-- start of SUPPLIED DATA --
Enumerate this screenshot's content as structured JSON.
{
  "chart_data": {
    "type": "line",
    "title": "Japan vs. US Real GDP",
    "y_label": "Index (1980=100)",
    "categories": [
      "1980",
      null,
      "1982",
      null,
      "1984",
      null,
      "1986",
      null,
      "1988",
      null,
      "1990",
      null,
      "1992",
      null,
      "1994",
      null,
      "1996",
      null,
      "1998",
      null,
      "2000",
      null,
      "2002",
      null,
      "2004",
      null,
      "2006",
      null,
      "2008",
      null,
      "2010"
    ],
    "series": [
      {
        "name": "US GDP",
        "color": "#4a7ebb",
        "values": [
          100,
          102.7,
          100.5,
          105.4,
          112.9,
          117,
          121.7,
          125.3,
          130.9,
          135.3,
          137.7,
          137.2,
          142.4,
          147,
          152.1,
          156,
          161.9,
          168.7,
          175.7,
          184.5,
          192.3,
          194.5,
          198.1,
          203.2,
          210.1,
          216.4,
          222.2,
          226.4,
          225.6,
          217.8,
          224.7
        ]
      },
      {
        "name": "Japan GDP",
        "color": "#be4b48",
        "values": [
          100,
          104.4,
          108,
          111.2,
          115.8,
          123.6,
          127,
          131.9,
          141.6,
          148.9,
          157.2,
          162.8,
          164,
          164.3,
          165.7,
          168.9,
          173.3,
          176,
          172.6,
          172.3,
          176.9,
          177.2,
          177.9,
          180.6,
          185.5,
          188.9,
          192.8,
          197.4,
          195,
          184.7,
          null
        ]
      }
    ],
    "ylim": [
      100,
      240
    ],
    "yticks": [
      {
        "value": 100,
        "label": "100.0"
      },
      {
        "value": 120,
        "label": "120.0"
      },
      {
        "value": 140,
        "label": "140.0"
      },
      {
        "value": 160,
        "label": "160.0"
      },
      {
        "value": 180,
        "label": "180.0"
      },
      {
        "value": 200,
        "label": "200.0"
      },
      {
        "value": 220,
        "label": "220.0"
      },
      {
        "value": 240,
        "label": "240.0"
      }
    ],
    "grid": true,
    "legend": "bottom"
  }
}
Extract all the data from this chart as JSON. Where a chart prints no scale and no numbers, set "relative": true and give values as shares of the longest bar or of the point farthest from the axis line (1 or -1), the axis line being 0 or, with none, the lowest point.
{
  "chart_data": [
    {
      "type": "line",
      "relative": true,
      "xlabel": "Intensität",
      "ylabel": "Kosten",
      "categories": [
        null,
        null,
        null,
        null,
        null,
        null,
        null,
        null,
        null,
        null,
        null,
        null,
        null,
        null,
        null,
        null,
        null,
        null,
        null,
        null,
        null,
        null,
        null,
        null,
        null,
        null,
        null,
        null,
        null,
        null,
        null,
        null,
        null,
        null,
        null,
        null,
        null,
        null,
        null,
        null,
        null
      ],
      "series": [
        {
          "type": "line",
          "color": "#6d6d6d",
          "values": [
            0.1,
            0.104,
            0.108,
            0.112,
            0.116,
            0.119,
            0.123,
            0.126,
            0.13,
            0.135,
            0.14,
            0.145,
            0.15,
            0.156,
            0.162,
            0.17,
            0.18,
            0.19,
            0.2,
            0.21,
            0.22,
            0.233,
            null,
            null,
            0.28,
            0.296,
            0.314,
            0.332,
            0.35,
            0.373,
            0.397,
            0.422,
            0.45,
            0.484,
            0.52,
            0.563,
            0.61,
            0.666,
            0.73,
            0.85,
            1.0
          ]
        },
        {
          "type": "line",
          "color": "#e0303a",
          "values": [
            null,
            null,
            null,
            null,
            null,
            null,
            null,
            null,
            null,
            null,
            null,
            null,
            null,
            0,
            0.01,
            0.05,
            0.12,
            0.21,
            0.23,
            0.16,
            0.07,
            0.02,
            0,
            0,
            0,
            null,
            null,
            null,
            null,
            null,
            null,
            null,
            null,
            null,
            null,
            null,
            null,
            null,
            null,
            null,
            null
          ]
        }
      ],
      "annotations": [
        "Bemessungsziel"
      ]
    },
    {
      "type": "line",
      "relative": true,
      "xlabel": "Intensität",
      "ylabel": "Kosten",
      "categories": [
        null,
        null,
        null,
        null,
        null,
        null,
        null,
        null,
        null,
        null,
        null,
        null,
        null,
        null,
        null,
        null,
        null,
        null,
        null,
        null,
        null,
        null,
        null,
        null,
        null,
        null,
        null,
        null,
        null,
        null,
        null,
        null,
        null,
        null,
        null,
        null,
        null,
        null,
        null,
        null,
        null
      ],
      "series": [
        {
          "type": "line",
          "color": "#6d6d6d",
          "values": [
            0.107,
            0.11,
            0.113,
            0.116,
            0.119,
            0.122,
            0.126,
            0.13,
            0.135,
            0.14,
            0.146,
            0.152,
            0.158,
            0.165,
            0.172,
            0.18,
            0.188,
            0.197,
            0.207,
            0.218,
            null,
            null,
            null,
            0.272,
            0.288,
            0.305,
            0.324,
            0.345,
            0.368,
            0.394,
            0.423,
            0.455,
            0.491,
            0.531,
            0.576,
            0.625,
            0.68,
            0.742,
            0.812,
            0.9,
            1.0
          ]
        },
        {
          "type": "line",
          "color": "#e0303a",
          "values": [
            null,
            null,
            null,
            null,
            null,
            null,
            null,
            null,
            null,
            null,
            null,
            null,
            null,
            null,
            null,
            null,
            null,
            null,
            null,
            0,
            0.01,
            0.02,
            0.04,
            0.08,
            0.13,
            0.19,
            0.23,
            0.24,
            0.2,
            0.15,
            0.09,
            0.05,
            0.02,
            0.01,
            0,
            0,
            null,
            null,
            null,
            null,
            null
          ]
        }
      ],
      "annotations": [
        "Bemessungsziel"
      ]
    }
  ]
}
-- end of SUPPLIED DATA --
CHALLENGE:
Write out the entries above once more, without altering anything.

REPLY:
Enumerate this screenshot's content as structured JSON.
{
  "chart_data": {
    "type": "line",
    "title": "Japan vs. US Real GDP",
    "y_label": "Index (1980=100)",
    "categories": [
      "1980",
      null,
      "1982",
      null,
      "1984",
      null,
      "1986",
      null,
      "1988",
      null,
      "1990",
      null,
      "1992",
      null,
      "1994",
      null,
      "1996",
      null,
      "1998",
      null,
      "2000",
      null,
      "2002",
      null,
      "2004",
      null,
      "2006",
      null,
      "2008",
      null,
      "2010"
    ],
    "series": [
      {
        "name": "US GDP",
        "color": "#4a7ebb",
        "values": [
          100,
          102.7,
          100.5,
          105.4,
          112.9,
          117,
          121.7,
          125.3,
          130.9,
          135.3,
          137.7,
          137.2,
          142.4,
          147,
          152.1,
          156,
          161.9,
          168.7,
          175.7,
          184.5,
          192.3,
          194.5,
          198.1,
          203.2,
          210.1,
          216.4,
          222.2,
          226.4,
          225.6,
          217.8,
          224.7
        ]
      },
      {
        "name": "Japan GDP",
        "color": "#be4b48",
        "values": [
          100,
          104.4,
          108,
          111.2,
          115.8,
          123.6,
          127,
          131.9,
          141.6,
          148.9,
          157.2,
          162.8,
          164,
          164.3,
          165.7,
          168.9,
          173.3,
          176,
          172.6,
          172.3,
          176.9,
          177.2,
          177.9,
          180.6,
          185.5,
          188.9,
          192.8,
          197.4,
          195,
          184.7,
          null
        ]
      }
    ],
    "ylim": [
      100,
      240
    ],
    "yticks": [
      {
        "value": 100,
        "label": "100.0"
      },
      {
        "value": 120,
        "label": "120.0"
      },
      {
        "value": 140,
        "label": "140.0"
      },
      {
        "value": 160,
        "label": "160.0"
      },
      {
        "value": 180,
        "label": "180.0"
      },
      {
        "value": 200,
        "label": "200.0"
      },
      {
        "value": 220,
        "label": "220.0"
      },
      {
        "value": 240,
        "label": "240.0"
      }
    ],
    "grid": true,
    "legend": "bottom"
  }
}
Extract all the data from this chart as JSON. Where a chart prints no scale and no numbers, set "relative": true and give values as shares of the longest bar or of the point farthest from the axis line (1 or -1), the axis line being 0 or, with none, the lowest point.
{
  "chart_data": [
    {
      "type": "line",
      "relative": true,
      "xlabel": "Intensität",
      "ylabel": "Kosten",
      "categories": [
        null,
        null,
        null,
        null,
        null,
        null,
        null,
        null,
        null,
        null,
        null,
        null,
        null,
        null,
        null,
        null,
        null,
        null,
        null,
        null,
        null,
        null,
        null,
        null,
        null,
        null,
        null,
        null,
        null,
        null,
        null,
        null,
        null,
        null,
        null,
        null,
        null,
        null,
        null,
        null,
        null
      ],
      "series": [
        {
          "type": "line",
          "color": "#6d6d6d",
          "values": [
            0.1,
            0.104,
            0.108,
            0.112,
            0.116,
            0.119,
            0.123,
            0.126,
            0.13,
            0.135,
            0.14,
            0.145,
            0.15,
            0.156,
            0.162,
            0.17,
            0.18,
            0.19,
            0.2,
            0.21,
            0.22,
            0.233,
            null,
            null,
            0.28,
            0.296,
            0.314,
            0.332,
            0.35,
            0.373,
            0.397,
            0.422,
            0.45,
            0.484,
            0.52,
            0.563,
            0.61,
            0.666,
            0.73,
            0.85,
            1.0
          ]
        },
        {
          "type": "line",
          "color": "#e0303a",
          "values": [
            null,
            null,
            null,
            null,
            null,
            null,
            null,
            null,
            null,
            null,
            null,
            null,
            null,
            0,
            0.01,
            0.05,
            0.12,
            0.21,
            0.23,
            0.16,
            0.07,
            0.02,
            0,
            0,
            0,
            null,
            null,
            null,
            null,
            null,
            null,
            null,
            null,
            null,
            null,
            null,
            null,
            null,
            null,
            null,
            null
          ]
        }
      ],
      "annotations": [
        "Bemessungsziel"
      ]
    },
    {
      "type": "line",
      "relative": true,
      "xlabel": "Intensität",
      "ylabel": "Kosten",
      "categories": [
        null,
        null,
        null,
        null,
        null,
        null,
        null,
        null,
        null,
        null,
        null,
        null,
        null,
        null,
        null,
        null,
        null,
        null,
        null,
        null,
        null,
        null,
        null,
        null,
        null,
        null,
        null,
        null,
        null,
        null,
        null,
        null,
        null,
        null,
        null,
        null,
        null,
        null,
        null,
        null,
        null
      ],
      "series": [
        {
          "type": "line",
          "color": "#6d6d6d",
          "values": [
            0.107,
            0.11,
            0.113,
            0.116,
            0.119,
            0.122,
            0.126,
            0.13,
            0.135,
            0.14,
            0.146,
            0.152,
            0.158,
            0.165,
            0.172,
            0.18,
            0.188,
            0.197,
            0.207,
            0.218,
            null,
            null,
            null,
            0.272,
            0.288,
            0.305,
            0.324,
            0.345,
            0.368,
            0.394,
            0.423,
            0.455,
            0.491,
            0.531,
            0.576,
            0.625,
            0.68,
            0.742,
            0.812,
            0.9,
            1.0
          ]
        },
        {
          "type": "line",
          "color": "#e0303a",
          "values": [
            null,
            null,
            null,
            null,
            null,
            null,
            null,
            null,
            null,
            null,
            null,
            null,
            null,
            null,
            null,
            null,
            null,
            null,
            null,
            0,
            0.01,
            0.02,
            0.04,
            0.08,
            0.13,
            0.19,
            0.23,
            0.24,
            0.2,
            0.15,
            0.09,
            0.05,
            0.02,
            0.01,
            0,
            0,
            null,
            null,
            null,
            null,
            null
          ]
        }
      ],
      "annotations": [
        "Bemessungsziel"
      ]
    }
  ]
}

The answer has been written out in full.